AIM | Could you render the rows below as a Markdown table with the columns "No." and "Line", numbering each row and skipping blank lines and the pictures?

RECORDS SUPPLIED |
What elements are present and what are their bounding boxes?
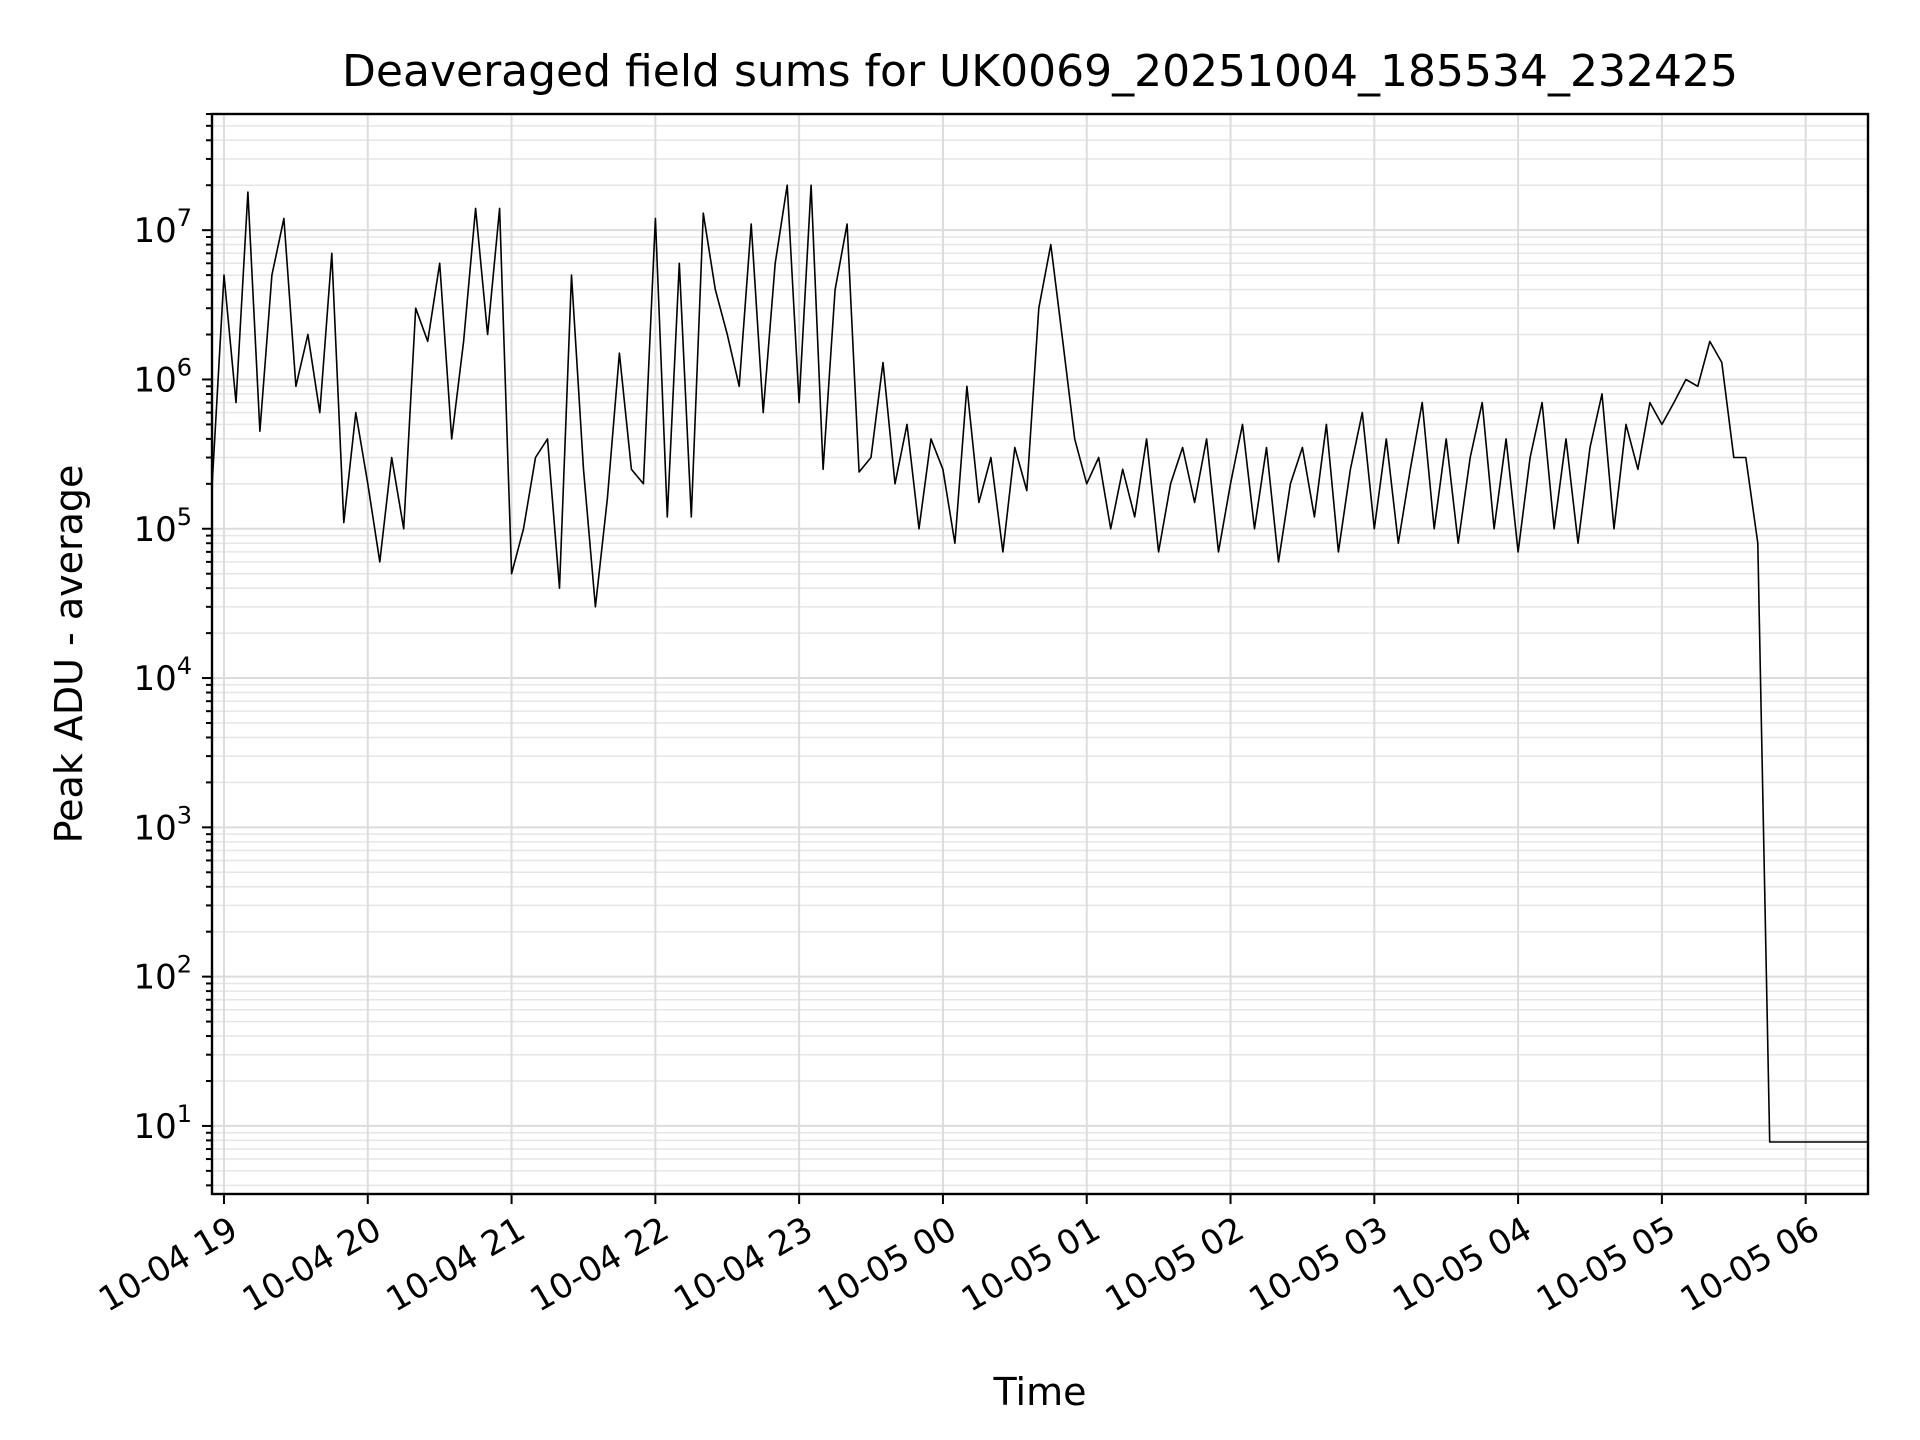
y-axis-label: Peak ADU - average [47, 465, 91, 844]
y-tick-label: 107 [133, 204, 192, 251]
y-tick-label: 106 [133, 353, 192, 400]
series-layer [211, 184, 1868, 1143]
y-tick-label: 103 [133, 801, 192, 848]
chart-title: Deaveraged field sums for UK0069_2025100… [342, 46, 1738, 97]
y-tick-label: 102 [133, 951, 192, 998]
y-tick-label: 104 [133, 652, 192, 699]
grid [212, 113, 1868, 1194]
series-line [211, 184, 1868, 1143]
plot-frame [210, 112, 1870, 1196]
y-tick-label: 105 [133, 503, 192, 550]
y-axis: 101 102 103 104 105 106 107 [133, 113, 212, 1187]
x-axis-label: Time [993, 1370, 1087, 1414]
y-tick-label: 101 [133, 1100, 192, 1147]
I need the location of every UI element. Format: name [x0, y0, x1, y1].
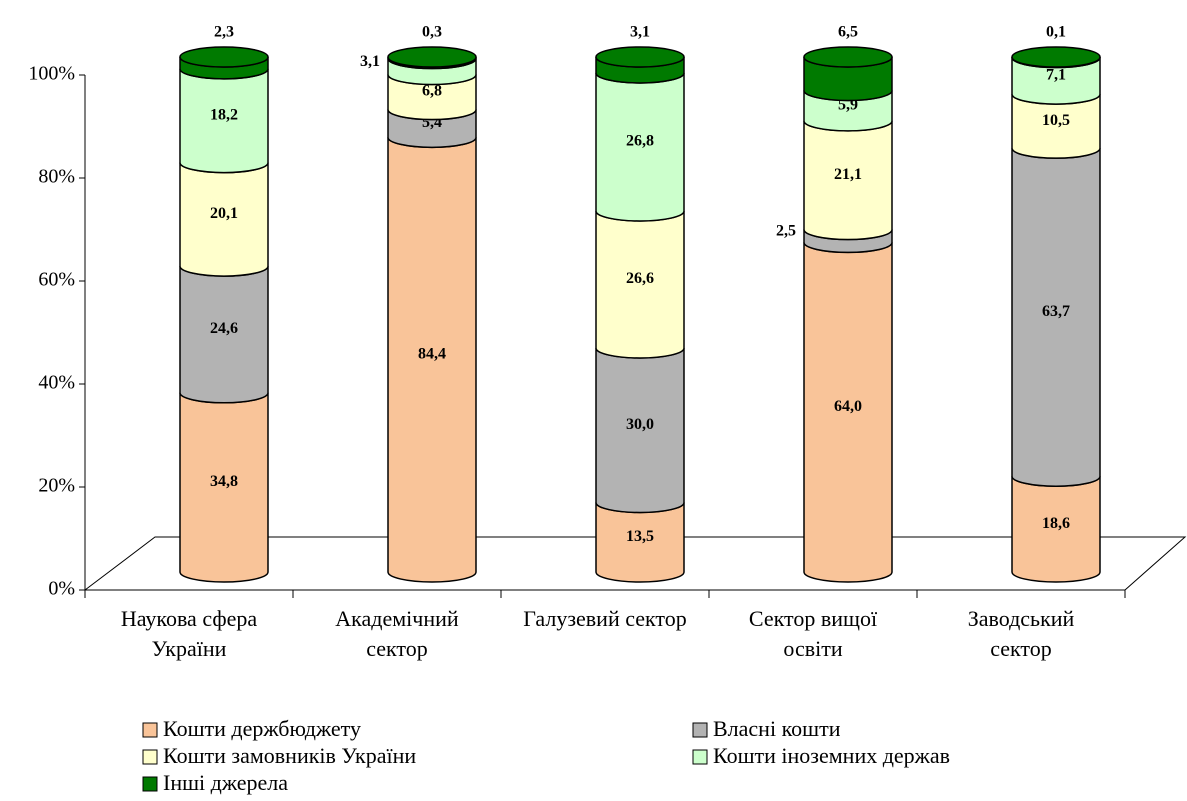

EXERCISE ANSWER |
| No. | Line |
|---|---|
| 1 | What elements are present and what are their bounding boxes? |
| 2 | y-axis-label: Peak ADU - average [47, 465, 91, 844] |
| 3 | y-tick-label: 107 [133, 204, 192, 251] |
| 4 | y-tick-label: 106 [133, 353, 192, 400] |
| 5 | series-layer [211, 184, 1868, 1143] |
| 6 | y-tick-label: 103 [133, 801, 192, 848] |
| 7 | chart-title: Deaveraged field sums for UK0069_2025100… [342, 46, 1738, 97] |
| 8 | y-tick-label: 102 [133, 951, 192, 998] |
| 9 | y-tick-label: 104 [133, 652, 192, 699] |
| 10 | grid [212, 113, 1868, 1194] |
| 11 | series-line [211, 184, 1868, 1143] |
| 12 | plot-frame [210, 112, 1870, 1196] |
| 13 | y-tick-label: 105 [133, 503, 192, 550] |
| 14 | y-axis: 101 102 103 104 105 106 107 [133, 113, 212, 1187] |
| 15 | x-axis-label: Time [993, 1370, 1087, 1414] |
| 16 | y-tick-label: 101 [133, 1100, 192, 1147] |
| 17 | I need the location of every UI element. Format: name [x0, y0, x1, y1]. |